Problem details: Reproduce every entry below precisely; do not include the pictures.

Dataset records
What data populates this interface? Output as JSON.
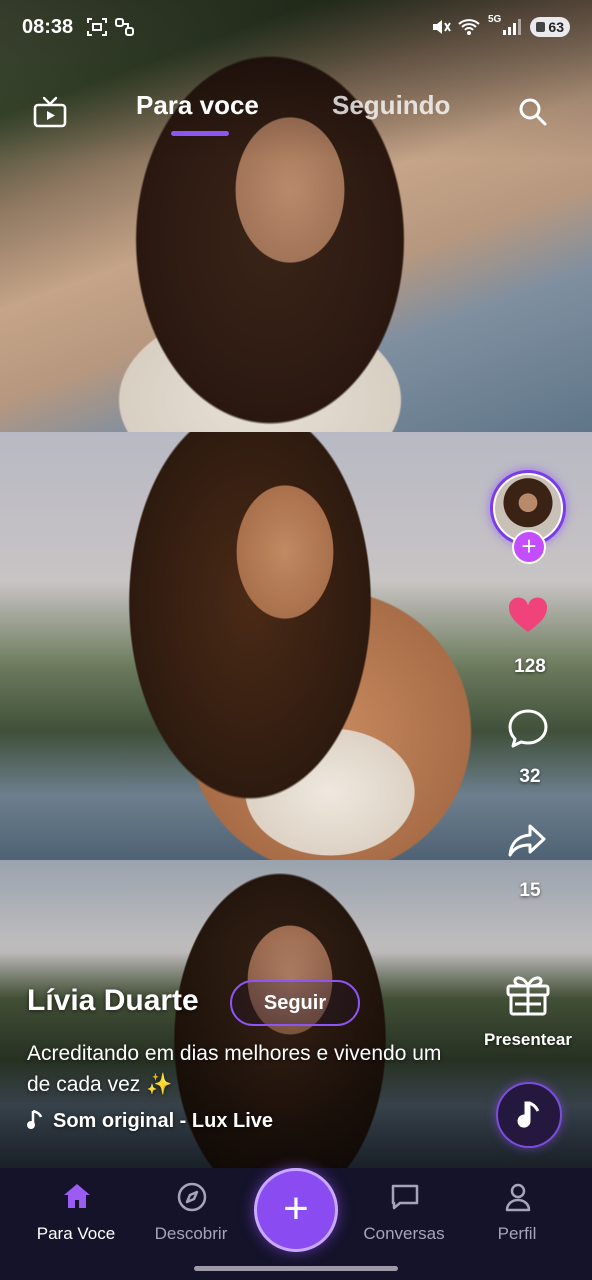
{
  "status_bar": {
    "time": "08:38",
    "battery": "63",
    "network": "5G"
  },
  "top_tabs": {
    "for_you": "Para voce",
    "following": "Seguindo",
    "active": "for_you"
  },
  "post": {
    "author_name": "Lívia Duarte",
    "follow_label": "Seguir",
    "caption": "Acreditando em dias melhores e vivendo um de cada vez ✨",
    "sound": "Som original - Lux Live",
    "likes": "128",
    "comments": "32",
    "shares": "15",
    "gift_label": "Presentear"
  },
  "bottom_nav": {
    "items": [
      {
        "label": "Para Voce",
        "icon": "home-icon",
        "active": true
      },
      {
        "label": "Descobrir",
        "icon": "compass-icon",
        "active": false
      },
      {
        "label": "Conversas",
        "icon": "chat-icon",
        "active": false
      },
      {
        "label": "Perfil",
        "icon": "user-icon",
        "active": false
      }
    ],
    "create_icon": "plus-icon"
  },
  "colors": {
    "accent": "#8e55f5",
    "like": "#f0437c",
    "nav_background": "#15132a"
  }
}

Result:
What data populates this interface? Output as JSON.
{
  "status_bar": {
    "time": "08:38",
    "battery": "63",
    "network": "5G"
  },
  "top_tabs": {
    "for_you": "Para voce",
    "following": "Seguindo",
    "active": "for_you"
  },
  "post": {
    "author_name": "Lívia Duarte",
    "follow_label": "Seguir",
    "caption": "Acreditando em dias melhores e vivendo um de cada vez ✨",
    "sound": "Som original - Lux Live",
    "likes": "128",
    "comments": "32",
    "shares": "15",
    "gift_label": "Presentear"
  },
  "bottom_nav": {
    "items": [
      {
        "label": "Para Voce",
        "icon": "home-icon",
        "active": true
      },
      {
        "label": "Descobrir",
        "icon": "compass-icon",
        "active": false
      },
      {
        "label": "Conversas",
        "icon": "chat-icon",
        "active": false
      },
      {
        "label": "Perfil",
        "icon": "user-icon",
        "active": false
      }
    ],
    "create_icon": "plus-icon"
  },
  "colors": {
    "accent": "#8e55f5",
    "like": "#f0437c",
    "nav_background": "#15132a"
  }
}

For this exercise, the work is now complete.